[Stored items from a collection]
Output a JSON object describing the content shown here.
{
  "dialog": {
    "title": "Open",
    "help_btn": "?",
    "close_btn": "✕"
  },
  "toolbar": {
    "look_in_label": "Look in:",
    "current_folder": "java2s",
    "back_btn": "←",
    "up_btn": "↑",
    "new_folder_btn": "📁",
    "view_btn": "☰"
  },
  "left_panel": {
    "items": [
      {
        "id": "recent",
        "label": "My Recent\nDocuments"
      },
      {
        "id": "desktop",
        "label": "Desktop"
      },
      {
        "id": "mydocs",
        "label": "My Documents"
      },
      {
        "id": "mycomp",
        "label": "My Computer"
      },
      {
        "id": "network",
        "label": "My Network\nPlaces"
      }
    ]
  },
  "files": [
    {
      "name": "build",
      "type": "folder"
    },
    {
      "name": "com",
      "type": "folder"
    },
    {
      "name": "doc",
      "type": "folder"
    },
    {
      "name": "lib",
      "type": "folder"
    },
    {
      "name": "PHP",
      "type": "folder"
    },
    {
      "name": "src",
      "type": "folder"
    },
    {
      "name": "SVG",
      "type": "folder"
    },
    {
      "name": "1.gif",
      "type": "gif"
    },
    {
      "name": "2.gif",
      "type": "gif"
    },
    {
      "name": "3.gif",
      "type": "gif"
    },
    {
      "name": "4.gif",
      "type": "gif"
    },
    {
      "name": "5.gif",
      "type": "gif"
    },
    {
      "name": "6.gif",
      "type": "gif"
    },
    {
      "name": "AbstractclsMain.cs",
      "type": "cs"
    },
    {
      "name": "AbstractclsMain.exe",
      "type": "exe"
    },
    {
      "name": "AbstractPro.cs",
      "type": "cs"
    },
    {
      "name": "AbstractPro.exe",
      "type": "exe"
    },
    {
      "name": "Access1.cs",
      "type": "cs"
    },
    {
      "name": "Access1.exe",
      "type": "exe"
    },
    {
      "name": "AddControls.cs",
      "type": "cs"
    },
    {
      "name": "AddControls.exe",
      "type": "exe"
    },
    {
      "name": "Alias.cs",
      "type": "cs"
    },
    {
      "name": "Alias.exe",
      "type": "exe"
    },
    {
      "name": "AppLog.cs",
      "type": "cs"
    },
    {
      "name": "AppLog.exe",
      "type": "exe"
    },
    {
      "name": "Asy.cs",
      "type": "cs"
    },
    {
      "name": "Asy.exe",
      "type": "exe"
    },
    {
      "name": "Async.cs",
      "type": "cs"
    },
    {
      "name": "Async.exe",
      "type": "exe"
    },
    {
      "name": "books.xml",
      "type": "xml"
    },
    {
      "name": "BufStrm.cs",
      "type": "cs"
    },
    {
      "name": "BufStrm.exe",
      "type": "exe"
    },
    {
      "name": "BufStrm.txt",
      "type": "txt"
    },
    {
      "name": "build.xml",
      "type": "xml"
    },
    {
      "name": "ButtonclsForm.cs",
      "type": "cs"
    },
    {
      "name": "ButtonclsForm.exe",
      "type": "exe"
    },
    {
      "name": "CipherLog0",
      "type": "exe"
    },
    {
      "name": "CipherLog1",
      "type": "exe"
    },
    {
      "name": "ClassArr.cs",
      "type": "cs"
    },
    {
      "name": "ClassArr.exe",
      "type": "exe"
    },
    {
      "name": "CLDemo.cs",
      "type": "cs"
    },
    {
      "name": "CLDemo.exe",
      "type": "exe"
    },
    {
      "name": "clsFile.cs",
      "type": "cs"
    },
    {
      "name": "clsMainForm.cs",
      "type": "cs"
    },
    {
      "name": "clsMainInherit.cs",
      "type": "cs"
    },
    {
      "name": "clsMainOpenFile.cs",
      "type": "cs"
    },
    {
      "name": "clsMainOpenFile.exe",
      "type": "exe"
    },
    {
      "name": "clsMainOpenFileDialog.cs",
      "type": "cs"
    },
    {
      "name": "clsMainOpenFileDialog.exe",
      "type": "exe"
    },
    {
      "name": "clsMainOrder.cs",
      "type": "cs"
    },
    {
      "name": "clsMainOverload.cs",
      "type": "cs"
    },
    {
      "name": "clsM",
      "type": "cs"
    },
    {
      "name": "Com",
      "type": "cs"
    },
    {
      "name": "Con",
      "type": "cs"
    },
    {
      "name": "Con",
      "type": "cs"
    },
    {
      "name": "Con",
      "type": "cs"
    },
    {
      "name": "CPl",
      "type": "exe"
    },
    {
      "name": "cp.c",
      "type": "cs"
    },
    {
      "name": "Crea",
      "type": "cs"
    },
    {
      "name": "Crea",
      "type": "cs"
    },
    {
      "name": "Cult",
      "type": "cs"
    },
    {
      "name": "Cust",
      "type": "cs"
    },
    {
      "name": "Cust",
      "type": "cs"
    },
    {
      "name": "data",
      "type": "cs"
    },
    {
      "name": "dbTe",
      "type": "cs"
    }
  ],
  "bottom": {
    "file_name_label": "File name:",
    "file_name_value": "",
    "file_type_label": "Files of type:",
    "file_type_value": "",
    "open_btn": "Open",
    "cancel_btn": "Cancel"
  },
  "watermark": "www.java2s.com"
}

# What the exercise asks
Nothing should be left out: return all of the records exactly.

# Exercise output
Output a JSON object describing the content shown here.
{
  "dialog": {
    "title": "Open",
    "help_btn": "?",
    "close_btn": "✕"
  },
  "toolbar": {
    "look_in_label": "Look in:",
    "current_folder": "java2s",
    "back_btn": "←",
    "up_btn": "↑",
    "new_folder_btn": "📁",
    "view_btn": "☰"
  },
  "left_panel": {
    "items": [
      {
        "id": "recent",
        "label": "My Recent\nDocuments"
      },
      {
        "id": "desktop",
        "label": "Desktop"
      },
      {
        "id": "mydocs",
        "label": "My Documents"
      },
      {
        "id": "mycomp",
        "label": "My Computer"
      },
      {
        "id": "network",
        "label": "My Network\nPlaces"
      }
    ]
  },
  "files": [
    {
      "name": "build",
      "type": "folder"
    },
    {
      "name": "com",
      "type": "folder"
    },
    {
      "name": "doc",
      "type": "folder"
    },
    {
      "name": "lib",
      "type": "folder"
    },
    {
      "name": "PHP",
      "type": "folder"
    },
    {
      "name": "src",
      "type": "folder"
    },
    {
      "name": "SVG",
      "type": "folder"
    },
    {
      "name": "1.gif",
      "type": "gif"
    },
    {
      "name": "2.gif",
      "type": "gif"
    },
    {
      "name": "3.gif",
      "type": "gif"
    },
    {
      "name": "4.gif",
      "type": "gif"
    },
    {
      "name": "5.gif",
      "type": "gif"
    },
    {
      "name": "6.gif",
      "type": "gif"
    },
    {
      "name": "AbstractclsMain.cs",
      "type": "cs"
    },
    {
      "name": "AbstractclsMain.exe",
      "type": "exe"
    },
    {
      "name": "AbstractPro.cs",
      "type": "cs"
    },
    {
      "name": "AbstractPro.exe",
      "type": "exe"
    },
    {
      "name": "Access1.cs",
      "type": "cs"
    },
    {
      "name": "Access1.exe",
      "type": "exe"
    },
    {
      "name": "AddControls.cs",
      "type": "cs"
    },
    {
      "name": "AddControls.exe",
      "type": "exe"
    },
    {
      "name": "Alias.cs",
      "type": "cs"
    },
    {
      "name": "Alias.exe",
      "type": "exe"
    },
    {
      "name": "AppLog.cs",
      "type": "cs"
    },
    {
      "name": "AppLog.exe",
      "type": "exe"
    },
    {
      "name": "Asy.cs",
      "type": "cs"
    },
    {
      "name": "Asy.exe",
      "type": "exe"
    },
    {
      "name": "Async.cs",
      "type": "cs"
    },
    {
      "name": "Async.exe",
      "type": "exe"
    },
    {
      "name": "books.xml",
      "type": "xml"
    },
    {
      "name": "BufStrm.cs",
      "type": "cs"
    },
    {
      "name": "BufStrm.exe",
      "type": "exe"
    },
    {
      "name": "BufStrm.txt",
      "type": "txt"
    },
    {
      "name": "build.xml",
      "type": "xml"
    },
    {
      "name": "ButtonclsForm.cs",
      "type": "cs"
    },
    {
      "name": "ButtonclsForm.exe",
      "type": "exe"
    },
    {
      "name": "CipherLog0",
      "type": "exe"
    },
    {
      "name": "CipherLog1",
      "type": "exe"
    },
    {
      "name": "ClassArr.cs",
      "type": "cs"
    },
    {
      "name": "ClassArr.exe",
      "type": "exe"
    },
    {
      "name": "CLDemo.cs",
      "type": "cs"
    },
    {
      "name": "CLDemo.exe",
      "type": "exe"
    },
    {
      "name": "clsFile.cs",
      "type": "cs"
    },
    {
      "name": "clsMainForm.cs",
      "type": "cs"
    },
    {
      "name": "clsMainInherit.cs",
      "type": "cs"
    },
    {
      "name": "clsMainOpenFile.cs",
      "type": "cs"
    },
    {
      "name": "clsMainOpenFile.exe",
      "type": "exe"
    },
    {
      "name": "clsMainOpenFileDialog.cs",
      "type": "cs"
    },
    {
      "name": "clsMainOpenFileDialog.exe",
      "type": "exe"
    },
    {
      "name": "clsMainOrder.cs",
      "type": "cs"
    },
    {
      "name": "clsMainOverload.cs",
      "type": "cs"
    },
    {
      "name": "clsM",
      "type": "cs"
    },
    {
      "name": "Com",
      "type": "cs"
    },
    {
      "name": "Con",
      "type": "cs"
    },
    {
      "name": "Con",
      "type": "cs"
    },
    {
      "name": "Con",
      "type": "cs"
    },
    {
      "name": "CPl",
      "type": "exe"
    },
    {
      "name": "cp.c",
      "type": "cs"
    },
    {
      "name": "Crea",
      "type": "cs"
    },
    {
      "name": "Crea",
      "type": "cs"
    },
    {
      "name": "Cult",
      "type": "cs"
    },
    {
      "name": "Cust",
      "type": "cs"
    },
    {
      "name": "Cust",
      "type": "cs"
    },
    {
      "name": "data",
      "type": "cs"
    },
    {
      "name": "dbTe",
      "type": "cs"
    }
  ],
  "bottom": {
    "file_name_label": "File name:",
    "file_name_value": "",
    "file_type_label": "Files of type:",
    "file_type_value": "",
    "open_btn": "Open",
    "cancel_btn": "Cancel"
  },
  "watermark": "www.java2s.com"
}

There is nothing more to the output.